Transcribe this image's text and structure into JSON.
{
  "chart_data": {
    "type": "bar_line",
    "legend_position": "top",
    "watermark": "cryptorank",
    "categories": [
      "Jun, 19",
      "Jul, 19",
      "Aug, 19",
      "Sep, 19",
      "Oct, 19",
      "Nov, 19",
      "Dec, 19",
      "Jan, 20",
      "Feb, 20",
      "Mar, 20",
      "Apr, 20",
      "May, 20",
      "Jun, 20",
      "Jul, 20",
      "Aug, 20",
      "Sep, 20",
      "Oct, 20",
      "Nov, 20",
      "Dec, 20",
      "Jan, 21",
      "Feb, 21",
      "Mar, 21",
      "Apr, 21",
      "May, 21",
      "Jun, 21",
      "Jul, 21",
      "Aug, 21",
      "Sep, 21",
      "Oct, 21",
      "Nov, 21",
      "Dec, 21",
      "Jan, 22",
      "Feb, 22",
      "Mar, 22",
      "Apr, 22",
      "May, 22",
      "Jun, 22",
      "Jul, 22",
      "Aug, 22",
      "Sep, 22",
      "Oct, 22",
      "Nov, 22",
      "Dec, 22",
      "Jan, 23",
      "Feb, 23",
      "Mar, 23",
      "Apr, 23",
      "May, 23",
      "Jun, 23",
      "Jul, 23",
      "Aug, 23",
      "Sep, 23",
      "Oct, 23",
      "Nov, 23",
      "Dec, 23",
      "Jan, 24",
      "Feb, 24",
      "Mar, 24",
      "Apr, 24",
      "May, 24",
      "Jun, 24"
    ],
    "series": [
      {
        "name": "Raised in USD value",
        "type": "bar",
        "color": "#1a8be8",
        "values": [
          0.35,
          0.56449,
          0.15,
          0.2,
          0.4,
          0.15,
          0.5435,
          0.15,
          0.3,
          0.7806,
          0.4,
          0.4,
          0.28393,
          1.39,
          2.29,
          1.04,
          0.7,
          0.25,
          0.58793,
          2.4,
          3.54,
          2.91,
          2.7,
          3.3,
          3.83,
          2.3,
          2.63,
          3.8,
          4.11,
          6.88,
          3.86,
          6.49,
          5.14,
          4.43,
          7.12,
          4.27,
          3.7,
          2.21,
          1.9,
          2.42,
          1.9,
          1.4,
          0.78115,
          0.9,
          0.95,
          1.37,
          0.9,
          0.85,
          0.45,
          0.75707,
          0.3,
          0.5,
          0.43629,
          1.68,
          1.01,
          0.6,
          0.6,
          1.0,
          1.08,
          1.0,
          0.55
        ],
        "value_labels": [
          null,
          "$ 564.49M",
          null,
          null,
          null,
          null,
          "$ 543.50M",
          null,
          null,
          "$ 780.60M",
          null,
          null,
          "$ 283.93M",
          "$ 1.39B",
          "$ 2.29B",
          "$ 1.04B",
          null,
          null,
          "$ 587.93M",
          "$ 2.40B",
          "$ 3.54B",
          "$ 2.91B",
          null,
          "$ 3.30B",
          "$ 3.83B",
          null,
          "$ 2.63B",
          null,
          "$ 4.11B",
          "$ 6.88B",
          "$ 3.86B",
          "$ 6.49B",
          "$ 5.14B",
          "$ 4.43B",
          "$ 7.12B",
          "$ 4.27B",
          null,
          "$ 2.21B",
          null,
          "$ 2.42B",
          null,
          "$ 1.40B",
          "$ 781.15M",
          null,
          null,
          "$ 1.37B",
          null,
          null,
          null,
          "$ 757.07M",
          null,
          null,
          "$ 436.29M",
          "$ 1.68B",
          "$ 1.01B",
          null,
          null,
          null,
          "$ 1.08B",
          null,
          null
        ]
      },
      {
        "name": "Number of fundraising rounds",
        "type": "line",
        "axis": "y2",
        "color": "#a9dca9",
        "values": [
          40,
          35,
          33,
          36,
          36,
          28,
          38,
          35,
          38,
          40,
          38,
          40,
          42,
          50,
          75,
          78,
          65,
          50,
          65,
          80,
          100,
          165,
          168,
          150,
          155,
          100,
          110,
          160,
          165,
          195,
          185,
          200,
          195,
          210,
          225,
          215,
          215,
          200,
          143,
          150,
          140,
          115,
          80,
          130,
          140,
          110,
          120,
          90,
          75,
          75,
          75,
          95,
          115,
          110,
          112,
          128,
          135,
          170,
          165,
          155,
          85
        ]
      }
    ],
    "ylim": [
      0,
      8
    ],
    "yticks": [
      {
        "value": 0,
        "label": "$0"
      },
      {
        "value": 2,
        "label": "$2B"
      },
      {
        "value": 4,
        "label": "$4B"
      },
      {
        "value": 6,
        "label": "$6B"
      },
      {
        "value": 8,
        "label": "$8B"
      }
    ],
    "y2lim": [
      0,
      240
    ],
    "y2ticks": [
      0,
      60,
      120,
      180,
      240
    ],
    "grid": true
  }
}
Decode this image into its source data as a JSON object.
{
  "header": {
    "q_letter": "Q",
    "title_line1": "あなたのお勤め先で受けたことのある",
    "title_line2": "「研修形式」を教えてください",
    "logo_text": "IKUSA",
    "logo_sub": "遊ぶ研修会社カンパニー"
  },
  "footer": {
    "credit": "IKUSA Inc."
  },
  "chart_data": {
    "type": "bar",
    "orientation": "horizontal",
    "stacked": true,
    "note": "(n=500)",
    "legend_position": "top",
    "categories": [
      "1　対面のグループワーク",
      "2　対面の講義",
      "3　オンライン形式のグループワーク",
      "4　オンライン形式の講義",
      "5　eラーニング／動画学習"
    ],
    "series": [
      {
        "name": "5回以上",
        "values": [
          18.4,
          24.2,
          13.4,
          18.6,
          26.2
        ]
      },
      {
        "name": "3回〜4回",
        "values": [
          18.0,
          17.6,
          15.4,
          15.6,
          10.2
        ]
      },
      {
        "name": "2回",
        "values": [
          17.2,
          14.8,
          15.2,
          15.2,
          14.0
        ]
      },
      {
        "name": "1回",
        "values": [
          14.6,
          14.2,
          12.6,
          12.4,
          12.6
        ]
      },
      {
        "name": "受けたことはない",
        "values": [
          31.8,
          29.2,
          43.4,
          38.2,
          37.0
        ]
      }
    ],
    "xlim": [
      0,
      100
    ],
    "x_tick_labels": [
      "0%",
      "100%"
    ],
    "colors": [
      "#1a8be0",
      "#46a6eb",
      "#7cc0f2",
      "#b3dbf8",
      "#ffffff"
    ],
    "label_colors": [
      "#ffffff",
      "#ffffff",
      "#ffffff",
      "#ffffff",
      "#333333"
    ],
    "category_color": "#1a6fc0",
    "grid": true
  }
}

..............................

Set problem
Print the entries exactly. Include every one.

Result of the exercise
Transcribe this image's text and structure into JSON.
{
  "chart_data": {
    "type": "bar_line",
    "legend_position": "top",
    "watermark": "cryptorank",
    "categories": [
      "Jun, 19",
      "Jul, 19",
      "Aug, 19",
      "Sep, 19",
      "Oct, 19",
      "Nov, 19",
      "Dec, 19",
      "Jan, 20",
      "Feb, 20",
      "Mar, 20",
      "Apr, 20",
      "May, 20",
      "Jun, 20",
      "Jul, 20",
      "Aug, 20",
      "Sep, 20",
      "Oct, 20",
      "Nov, 20",
      "Dec, 20",
      "Jan, 21",
      "Feb, 21",
      "Mar, 21",
      "Apr, 21",
      "May, 21",
      "Jun, 21",
      "Jul, 21",
      "Aug, 21",
      "Sep, 21",
      "Oct, 21",
      "Nov, 21",
      "Dec, 21",
      "Jan, 22",
      "Feb, 22",
      "Mar, 22",
      "Apr, 22",
      "May, 22",
      "Jun, 22",
      "Jul, 22",
      "Aug, 22",
      "Sep, 22",
      "Oct, 22",
      "Nov, 22",
      "Dec, 22",
      "Jan, 23",
      "Feb, 23",
      "Mar, 23",
      "Apr, 23",
      "May, 23",
      "Jun, 23",
      "Jul, 23",
      "Aug, 23",
      "Sep, 23",
      "Oct, 23",
      "Nov, 23",
      "Dec, 23",
      "Jan, 24",
      "Feb, 24",
      "Mar, 24",
      "Apr, 24",
      "May, 24",
      "Jun, 24"
    ],
    "series": [
      {
        "name": "Raised in USD value",
        "type": "bar",
        "color": "#1a8be8",
        "values": [
          0.35,
          0.56449,
          0.15,
          0.2,
          0.4,
          0.15,
          0.5435,
          0.15,
          0.3,
          0.7806,
          0.4,
          0.4,
          0.28393,
          1.39,
          2.29,
          1.04,
          0.7,
          0.25,
          0.58793,
          2.4,
          3.54,
          2.91,
          2.7,
          3.3,
          3.83,
          2.3,
          2.63,
          3.8,
          4.11,
          6.88,
          3.86,
          6.49,
          5.14,
          4.43,
          7.12,
          4.27,
          3.7,
          2.21,
          1.9,
          2.42,
          1.9,
          1.4,
          0.78115,
          0.9,
          0.95,
          1.37,
          0.9,
          0.85,
          0.45,
          0.75707,
          0.3,
          0.5,
          0.43629,
          1.68,
          1.01,
          0.6,
          0.6,
          1.0,
          1.08,
          1.0,
          0.55
        ],
        "value_labels": [
          null,
          "$ 564.49M",
          null,
          null,
          null,
          null,
          "$ 543.50M",
          null,
          null,
          "$ 780.60M",
          null,
          null,
          "$ 283.93M",
          "$ 1.39B",
          "$ 2.29B",
          "$ 1.04B",
          null,
          null,
          "$ 587.93M",
          "$ 2.40B",
          "$ 3.54B",
          "$ 2.91B",
          null,
          "$ 3.30B",
          "$ 3.83B",
          null,
          "$ 2.63B",
          null,
          "$ 4.11B",
          "$ 6.88B",
          "$ 3.86B",
          "$ 6.49B",
          "$ 5.14B",
          "$ 4.43B",
          "$ 7.12B",
          "$ 4.27B",
          null,
          "$ 2.21B",
          null,
          "$ 2.42B",
          null,
          "$ 1.40B",
          "$ 781.15M",
          null,
          null,
          "$ 1.37B",
          null,
          null,
          null,
          "$ 757.07M",
          null,
          null,
          "$ 436.29M",
          "$ 1.68B",
          "$ 1.01B",
          null,
          null,
          null,
          "$ 1.08B",
          null,
          null
        ]
      },
      {
        "name": "Number of fundraising rounds",
        "type": "line",
        "axis": "y2",
        "color": "#a9dca9",
        "values": [
          40,
          35,
          33,
          36,
          36,
          28,
          38,
          35,
          38,
          40,
          38,
          40,
          42,
          50,
          75,
          78,
          65,
          50,
          65,
          80,
          100,
          165,
          168,
          150,
          155,
          100,
          110,
          160,
          165,
          195,
          185,
          200,
          195,
          210,
          225,
          215,
          215,
          200,
          143,
          150,
          140,
          115,
          80,
          130,
          140,
          110,
          120,
          90,
          75,
          75,
          75,
          95,
          115,
          110,
          112,
          128,
          135,
          170,
          165,
          155,
          85
        ]
      }
    ],
    "ylim": [
      0,
      8
    ],
    "yticks": [
      {
        "value": 0,
        "label": "$0"
      },
      {
        "value": 2,
        "label": "$2B"
      },
      {
        "value": 4,
        "label": "$4B"
      },
      {
        "value": 6,
        "label": "$6B"
      },
      {
        "value": 8,
        "label": "$8B"
      }
    ],
    "y2lim": [
      0,
      240
    ],
    "y2ticks": [
      0,
      60,
      120,
      180,
      240
    ],
    "grid": true
  }
}
Decode this image into its source data as a JSON object.
{
  "header": {
    "q_letter": "Q",
    "title_line1": "あなたのお勤め先で受けたことのある",
    "title_line2": "「研修形式」を教えてください",
    "logo_text": "IKUSA",
    "logo_sub": "遊ぶ研修会社カンパニー"
  },
  "footer": {
    "credit": "IKUSA Inc."
  },
  "chart_data": {
    "type": "bar",
    "orientation": "horizontal",
    "stacked": true,
    "note": "(n=500)",
    "legend_position": "top",
    "categories": [
      "1　対面のグループワーク",
      "2　対面の講義",
      "3　オンライン形式のグループワーク",
      "4　オンライン形式の講義",
      "5　eラーニング／動画学習"
    ],
    "series": [
      {
        "name": "5回以上",
        "values": [
          18.4,
          24.2,
          13.4,
          18.6,
          26.2
        ]
      },
      {
        "name": "3回〜4回",
        "values": [
          18.0,
          17.6,
          15.4,
          15.6,
          10.2
        ]
      },
      {
        "name": "2回",
        "values": [
          17.2,
          14.8,
          15.2,
          15.2,
          14.0
        ]
      },
      {
        "name": "1回",
        "values": [
          14.6,
          14.2,
          12.6,
          12.4,
          12.6
        ]
      },
      {
        "name": "受けたことはない",
        "values": [
          31.8,
          29.2,
          43.4,
          38.2,
          37.0
        ]
      }
    ],
    "xlim": [
      0,
      100
    ],
    "x_tick_labels": [
      "0%",
      "100%"
    ],
    "colors": [
      "#1a8be0",
      "#46a6eb",
      "#7cc0f2",
      "#b3dbf8",
      "#ffffff"
    ],
    "label_colors": [
      "#ffffff",
      "#ffffff",
      "#ffffff",
      "#ffffff",
      "#333333"
    ],
    "category_color": "#1a6fc0",
    "grid": true
  }
}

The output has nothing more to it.